(The problem):
Every line of the material is to be quoted verbatim, minus the pictures.

[Stored entries]

++++++++

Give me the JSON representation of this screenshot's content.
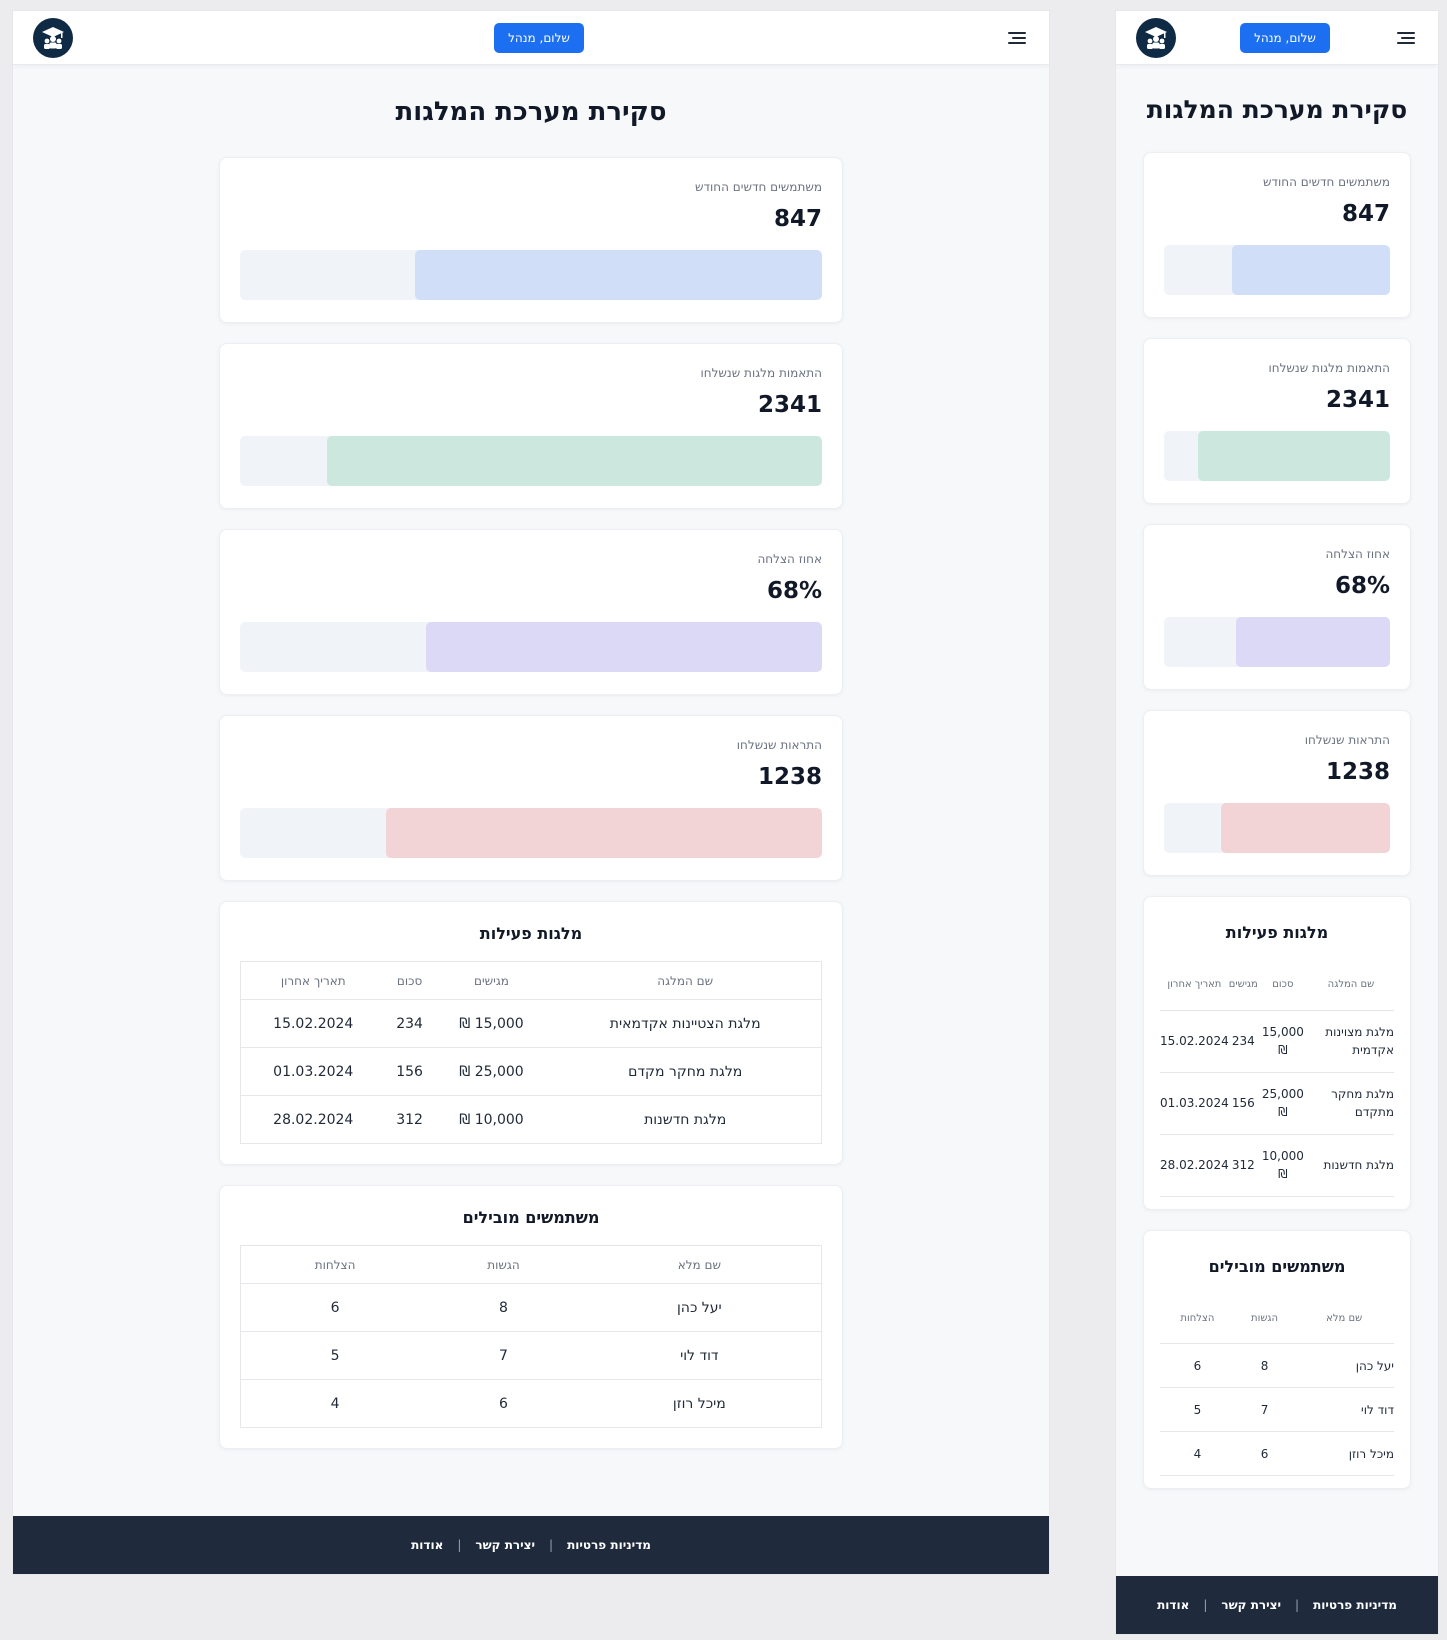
{
  "header": {
    "greeting_button": "שלום, מנהל"
  },
  "page": {
    "title": "סקירת מערכת המלגות"
  },
  "colors": {
    "primary": "#1d6ff2",
    "logo_bg": "#0f2a44",
    "footer_bg": "#1f2a3d",
    "bar_track": "#f0f3f8",
    "bar_blue": "#d0dff7",
    "bar_green": "#cce8de",
    "bar_purple": "#dcd9f7",
    "bar_red": "#f2d3d6"
  },
  "stats": [
    {
      "label": "משתמשים חדשים החודש",
      "value": "847",
      "fill_desktop": 0.7,
      "fill_mobile": 0.7,
      "color": "#d0dff7"
    },
    {
      "label": "התאמות מלגות שנשלחו",
      "value": "2341",
      "fill_desktop": 0.85,
      "fill_mobile": 0.85,
      "color": "#cce8de"
    },
    {
      "label": "אחוז הצלחה",
      "value": "68%",
      "fill_desktop": 0.68,
      "fill_mobile": 0.68,
      "color": "#dcd9f7"
    },
    {
      "label": "התראות שנשלחו",
      "value": "1238",
      "fill_desktop": 0.75,
      "fill_mobile": 0.75,
      "color": "#f2d3d6"
    }
  ],
  "scholarships": {
    "title": "מלגות פעילות",
    "columns": [
      "שם המלגה",
      "סכום",
      "מגישים",
      "תאריך אחרון"
    ],
    "rows": [
      {
        "name_desktop": "מלגת הצטיינות אקדמאית",
        "name_mobile": "מלגת מצוינות אקדמית",
        "amount": "15,000 ₪",
        "applicants": "234",
        "deadline": "15.02.2024"
      },
      {
        "name_desktop": "מלגת מחקר מקדם",
        "name_mobile": "מלגת מחקר מתקדם",
        "amount": "25,000 ₪",
        "applicants": "156",
        "deadline": "01.03.2024"
      },
      {
        "name_desktop": "מלגת חדשנות",
        "name_mobile": "מלגת חדשנות",
        "amount": "10,000 ₪",
        "applicants": "312",
        "deadline": "28.02.2024"
      }
    ]
  },
  "leading_users": {
    "title": "משתמשים מובילים",
    "columns": [
      "שם מלא",
      "הגשות",
      "הצלחות"
    ],
    "rows": [
      {
        "name": "יעל כהן",
        "submissions": "8",
        "successes": "6"
      },
      {
        "name": "דוד לוי",
        "submissions": "7",
        "successes": "5"
      },
      {
        "name": "מיכל רוזן",
        "submissions": "6",
        "successes": "4"
      }
    ]
  },
  "footer": {
    "privacy": "מדיניות פרטיות",
    "contact": "יצירת קשר",
    "about": "אודות",
    "separator": "|"
  }
}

++++++++

(Answer to this problem):
Give me the JSON representation of this screenshot's content.
{
  "header": {
    "greeting_button": "שלום, מנהל"
  },
  "page": {
    "title": "סקירת מערכת המלגות"
  },
  "colors": {
    "primary": "#1d6ff2",
    "logo_bg": "#0f2a44",
    "footer_bg": "#1f2a3d",
    "bar_track": "#f0f3f8",
    "bar_blue": "#d0dff7",
    "bar_green": "#cce8de",
    "bar_purple": "#dcd9f7",
    "bar_red": "#f2d3d6"
  },
  "stats": [
    {
      "label": "משתמשים חדשים החודש",
      "value": "847",
      "fill_desktop": 0.7,
      "fill_mobile": 0.7,
      "color": "#d0dff7"
    },
    {
      "label": "התאמות מלגות שנשלחו",
      "value": "2341",
      "fill_desktop": 0.85,
      "fill_mobile": 0.85,
      "color": "#cce8de"
    },
    {
      "label": "אחוז הצלחה",
      "value": "68%",
      "fill_desktop": 0.68,
      "fill_mobile": 0.68,
      "color": "#dcd9f7"
    },
    {
      "label": "התראות שנשלחו",
      "value": "1238",
      "fill_desktop": 0.75,
      "fill_mobile": 0.75,
      "color": "#f2d3d6"
    }
  ],
  "scholarships": {
    "title": "מלגות פעילות",
    "columns": [
      "שם המלגה",
      "סכום",
      "מגישים",
      "תאריך אחרון"
    ],
    "rows": [
      {
        "name_desktop": "מלגת הצטיינות אקדמאית",
        "name_mobile": "מלגת מצוינות אקדמית",
        "amount": "15,000 ₪",
        "applicants": "234",
        "deadline": "15.02.2024"
      },
      {
        "name_desktop": "מלגת מחקר מקדם",
        "name_mobile": "מלגת מחקר מתקדם",
        "amount": "25,000 ₪",
        "applicants": "156",
        "deadline": "01.03.2024"
      },
      {
        "name_desktop": "מלגת חדשנות",
        "name_mobile": "מלגת חדשנות",
        "amount": "10,000 ₪",
        "applicants": "312",
        "deadline": "28.02.2024"
      }
    ]
  },
  "leading_users": {
    "title": "משתמשים מובילים",
    "columns": [
      "שם מלא",
      "הגשות",
      "הצלחות"
    ],
    "rows": [
      {
        "name": "יעל כהן",
        "submissions": "8",
        "successes": "6"
      },
      {
        "name": "דוד לוי",
        "submissions": "7",
        "successes": "5"
      },
      {
        "name": "מיכל רוזן",
        "submissions": "6",
        "successes": "4"
      }
    ]
  },
  "footer": {
    "privacy": "מדיניות פרטיות",
    "contact": "יצירת קשר",
    "about": "אודות",
    "separator": "|"
  }
}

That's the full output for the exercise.